◆ Your goal
Select all lines in the records that include "skutečně".

+++ Extracted records

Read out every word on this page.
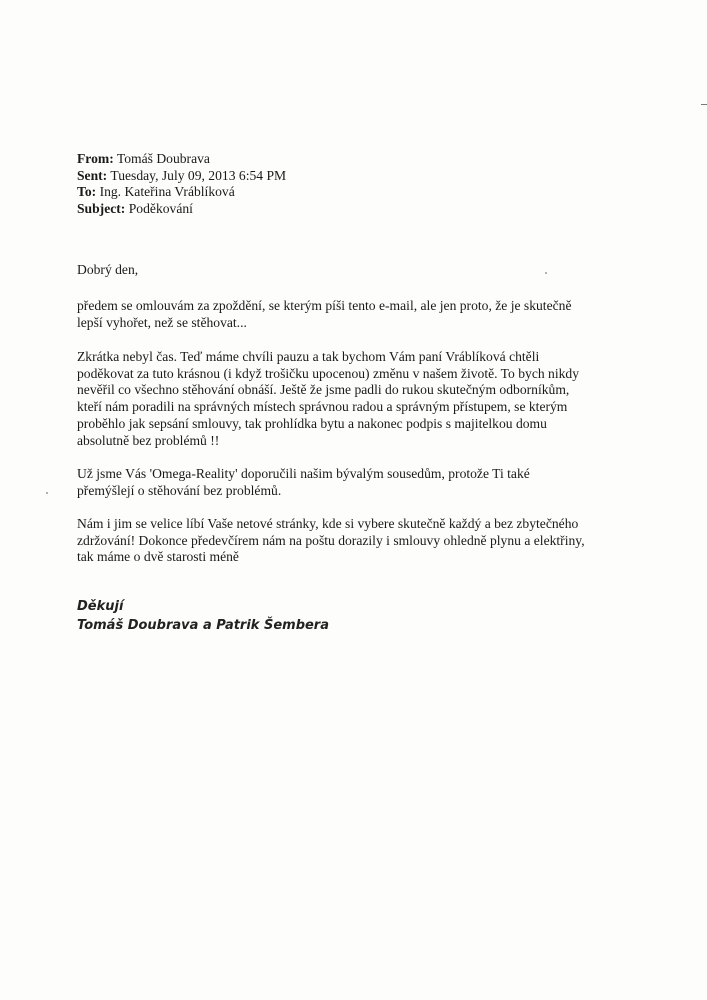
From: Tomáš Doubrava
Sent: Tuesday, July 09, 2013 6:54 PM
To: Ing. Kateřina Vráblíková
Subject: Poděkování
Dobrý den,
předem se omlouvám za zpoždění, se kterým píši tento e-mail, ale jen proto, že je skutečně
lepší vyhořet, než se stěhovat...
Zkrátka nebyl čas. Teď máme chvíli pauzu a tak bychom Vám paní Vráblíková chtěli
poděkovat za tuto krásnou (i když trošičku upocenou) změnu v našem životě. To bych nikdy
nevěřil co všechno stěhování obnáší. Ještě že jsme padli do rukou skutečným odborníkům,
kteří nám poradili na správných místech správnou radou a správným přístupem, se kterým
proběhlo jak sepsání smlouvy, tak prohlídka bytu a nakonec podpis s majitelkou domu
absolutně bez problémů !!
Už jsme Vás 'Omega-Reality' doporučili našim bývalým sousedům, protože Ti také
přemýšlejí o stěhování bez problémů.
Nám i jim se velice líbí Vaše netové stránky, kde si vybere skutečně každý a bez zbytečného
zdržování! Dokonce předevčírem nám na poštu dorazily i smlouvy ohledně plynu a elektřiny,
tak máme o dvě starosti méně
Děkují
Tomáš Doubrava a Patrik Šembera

++++++
+++ Extracted records

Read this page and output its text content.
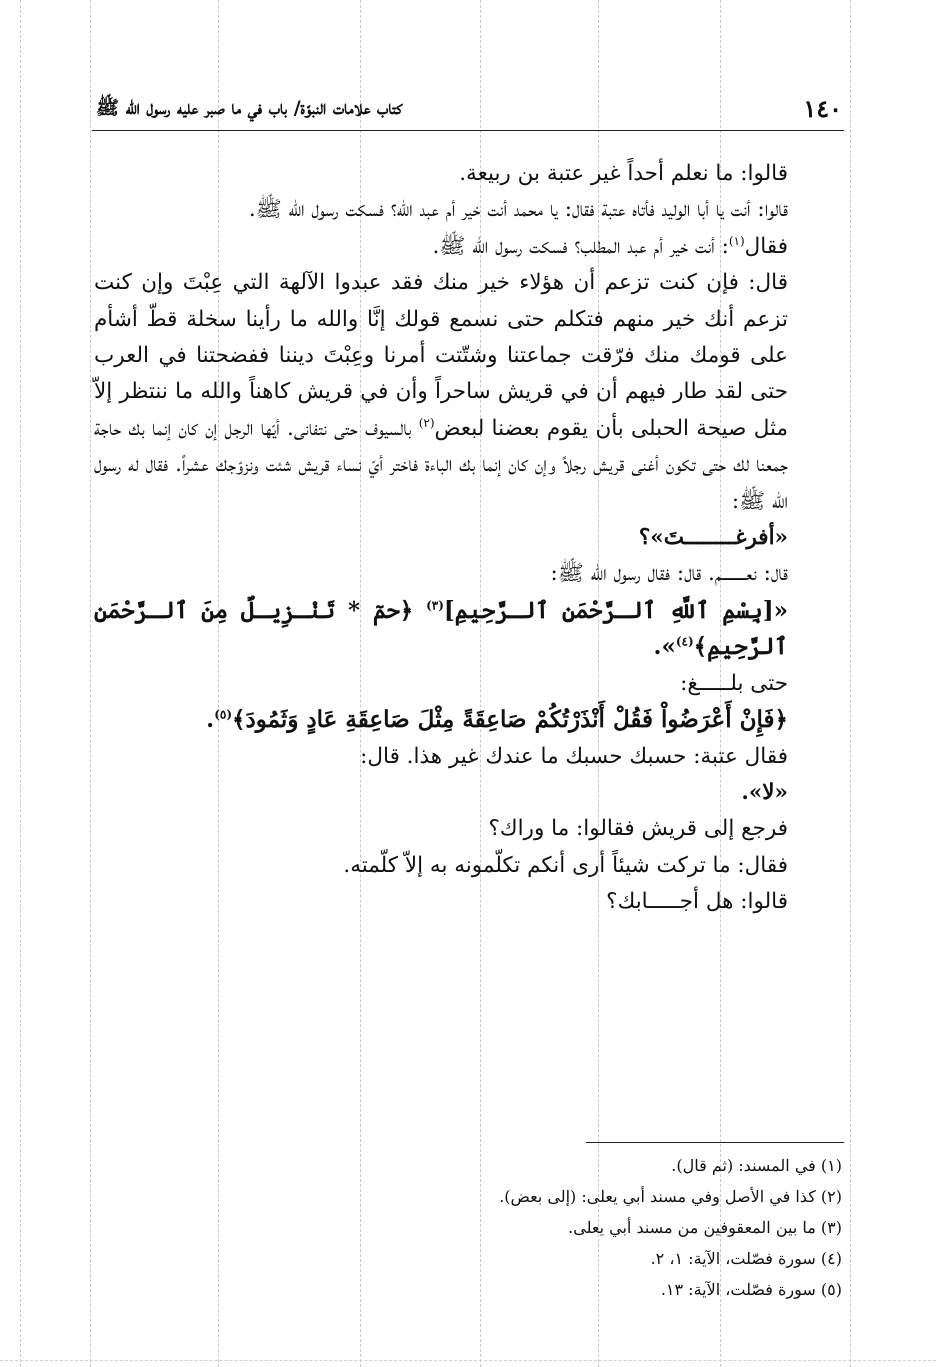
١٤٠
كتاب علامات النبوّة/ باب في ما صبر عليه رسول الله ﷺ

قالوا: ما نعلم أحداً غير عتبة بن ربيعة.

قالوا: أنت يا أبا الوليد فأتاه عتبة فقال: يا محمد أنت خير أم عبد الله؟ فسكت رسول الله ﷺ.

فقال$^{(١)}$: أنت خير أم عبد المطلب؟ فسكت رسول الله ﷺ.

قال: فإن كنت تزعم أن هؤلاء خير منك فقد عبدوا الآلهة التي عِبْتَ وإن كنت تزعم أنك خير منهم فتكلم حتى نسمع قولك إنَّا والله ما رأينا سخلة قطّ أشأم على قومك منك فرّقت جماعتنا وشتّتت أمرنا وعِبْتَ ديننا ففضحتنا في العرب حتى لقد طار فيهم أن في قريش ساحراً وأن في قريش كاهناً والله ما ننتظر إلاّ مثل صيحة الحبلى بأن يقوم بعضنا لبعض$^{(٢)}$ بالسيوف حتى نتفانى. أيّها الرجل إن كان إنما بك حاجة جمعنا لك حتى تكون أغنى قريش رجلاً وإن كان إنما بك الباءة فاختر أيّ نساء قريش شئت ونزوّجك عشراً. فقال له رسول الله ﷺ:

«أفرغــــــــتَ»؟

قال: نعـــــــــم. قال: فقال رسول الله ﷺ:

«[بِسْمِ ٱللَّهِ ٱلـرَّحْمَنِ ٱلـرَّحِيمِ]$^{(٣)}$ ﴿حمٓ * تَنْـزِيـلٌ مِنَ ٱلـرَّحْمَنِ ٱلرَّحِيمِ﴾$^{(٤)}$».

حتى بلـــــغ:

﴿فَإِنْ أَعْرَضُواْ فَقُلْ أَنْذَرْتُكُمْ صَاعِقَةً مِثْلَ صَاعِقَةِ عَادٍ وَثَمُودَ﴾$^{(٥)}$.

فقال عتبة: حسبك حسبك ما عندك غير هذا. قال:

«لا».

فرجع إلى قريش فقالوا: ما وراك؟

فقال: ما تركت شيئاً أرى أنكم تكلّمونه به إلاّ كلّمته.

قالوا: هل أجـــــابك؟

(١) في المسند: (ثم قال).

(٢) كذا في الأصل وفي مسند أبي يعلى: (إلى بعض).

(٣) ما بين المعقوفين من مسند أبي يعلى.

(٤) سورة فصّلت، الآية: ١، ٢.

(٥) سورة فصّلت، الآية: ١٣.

++++++

◆ Answer in full
předem se omlouvám za zpoždění, se kterým píši tento e-mail, ale jen proto, že je skutečně
Nám i jim se velice líbí Vaše netové stránky, kde si vybere skutečně každý a bez zbytečného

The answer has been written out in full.